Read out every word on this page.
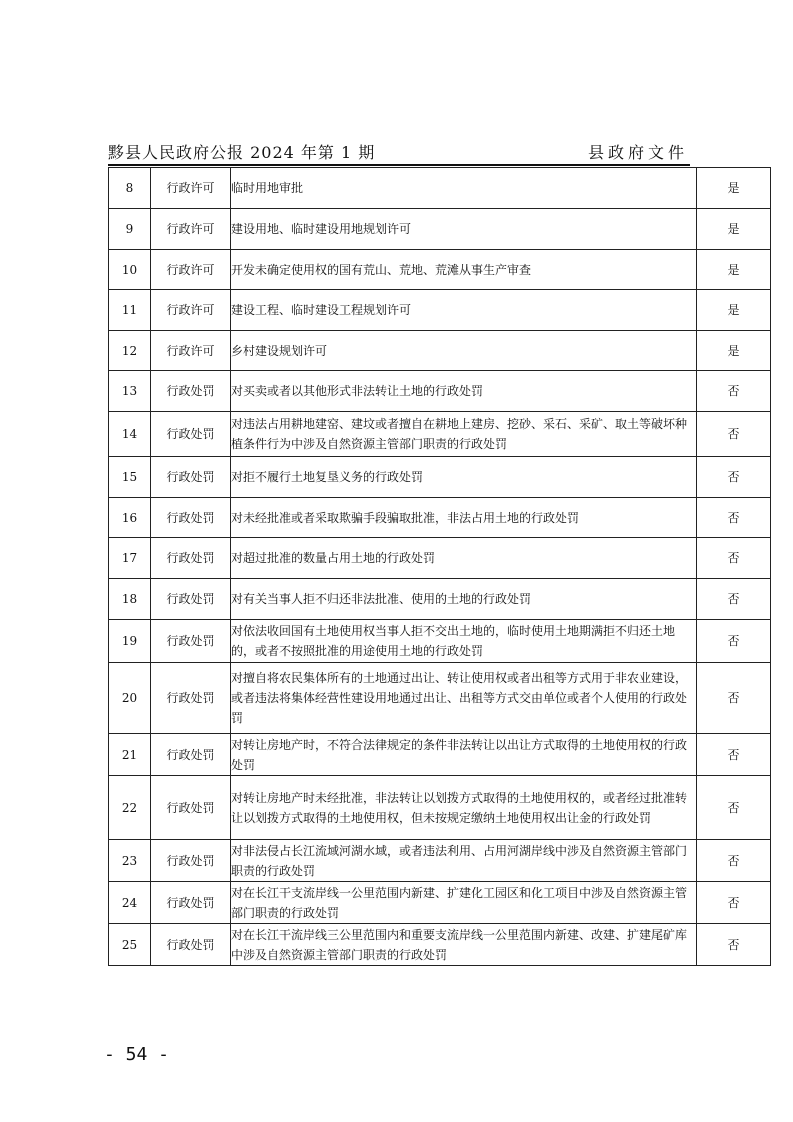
黟县人民政府公报 2024 年第 1 期	县政府文件
8	行政许可	临时用地审批	是
9	行政许可	建设用地、临时建设用地规划许可	是
10	行政许可	开发未确定使用权的国有荒山、荒地、荒滩从事生产审查	是
11	行政许可	建设工程、临时建设工程规划许可	是
12	行政许可	乡村建设规划许可	是
13	行政处罚	对买卖或者以其他形式非法转让土地的行政处罚	否
14	行政处罚	对违法占用耕地建窑、建坟或者擅自在耕地上建房、挖砂、采石、采矿、取土等破坏种植条件行为中涉及自然资源主管部门职责的行政处罚	否
15	行政处罚	对拒不履行土地复垦义务的行政处罚	否
16	行政处罚	对未经批准或者采取欺骗手段骗取批准，非法占用土地的行政处罚	否
17	行政处罚	对超过批准的数量占用土地的行政处罚	否
18	行政处罚	对有关当事人拒不归还非法批准、使用的土地的行政处罚	否
19	行政处罚	对依法收回国有土地使用权当事人拒不交出土地的，临时使用土地期满拒不归还土地的，或者不按照批准的用途使用土地的行政处罚	否
20	行政处罚	对擅自将农民集体所有的土地通过出让、转让使用权或者出租等方式用于非农业建设，或者违法将集体经营性建设用地通过出让、出租等方式交由单位或者个人使用的行政处罚	否
21	行政处罚	对转让房地产时，不符合法律规定的条件非法转让以出让方式取得的土地使用权的行政处罚	否
22	行政处罚	对转让房地产时未经批准，非法转让以划拨方式取得的土地使用权的，或者经过批准转让以划拨方式取得的土地使用权，但未按规定缴纳土地使用权出让金的行政处罚	否
23	行政处罚	对非法侵占长江流域河湖水域，或者违法利用、占用河湖岸线中涉及自然资源主管部门职责的行政处罚	否
24	行政处罚	对在长江干支流岸线一公里范围内新建、扩建化工园区和化工项目中涉及自然资源主管部门职责的行政处罚	否
25	行政处罚	对在长江干流岸线三公里范围内和重要支流岸线一公里范围内新建、改建、扩建尾矿库中涉及自然资源主管部门职责的行政处罚	否
- 54 -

* * * * * * * * *

Goal - Nothing in the entries should change as you copy them, except that the pictures are left out.

Finished task -
Read out every word on this page.
黟县人民政府公报 2024 年第 1 期	县政府文件
8	行政许可	临时用地审批	是
9	行政许可	建设用地、临时建设用地规划许可	是
10	行政许可	开发未确定使用权的国有荒山、荒地、荒滩从事生产审查	是
11	行政许可	建设工程、临时建设工程规划许可	是
12	行政许可	乡村建设规划许可	是
13	行政处罚	对买卖或者以其他形式非法转让土地的行政处罚	否
14	行政处罚	对违法占用耕地建窑、建坟或者擅自在耕地上建房、挖砂、采石、采矿、取土等破坏种植条件行为中涉及自然资源主管部门职责的行政处罚	否
15	行政处罚	对拒不履行土地复垦义务的行政处罚	否
16	行政处罚	对未经批准或者采取欺骗手段骗取批准，非法占用土地的行政处罚	否
17	行政处罚	对超过批准的数量占用土地的行政处罚	否
18	行政处罚	对有关当事人拒不归还非法批准、使用的土地的行政处罚	否
19	行政处罚	对依法收回国有土地使用权当事人拒不交出土地的，临时使用土地期满拒不归还土地的，或者不按照批准的用途使用土地的行政处罚	否
20	行政处罚	对擅自将农民集体所有的土地通过出让、转让使用权或者出租等方式用于非农业建设，或者违法将集体经营性建设用地通过出让、出租等方式交由单位或者个人使用的行政处罚	否
21	行政处罚	对转让房地产时，不符合法律规定的条件非法转让以出让方式取得的土地使用权的行政处罚	否
22	行政处罚	对转让房地产时未经批准，非法转让以划拨方式取得的土地使用权的，或者经过批准转让以划拨方式取得的土地使用权，但未按规定缴纳土地使用权出让金的行政处罚	否
23	行政处罚	对非法侵占长江流域河湖水域，或者违法利用、占用河湖岸线中涉及自然资源主管部门职责的行政处罚	否
24	行政处罚	对在长江干支流岸线一公里范围内新建、扩建化工园区和化工项目中涉及自然资源主管部门职责的行政处罚	否
25	行政处罚	对在长江干流岸线三公里范围内和重要支流岸线一公里范围内新建、改建、扩建尾矿库中涉及自然资源主管部门职责的行政处罚	否
- 54 -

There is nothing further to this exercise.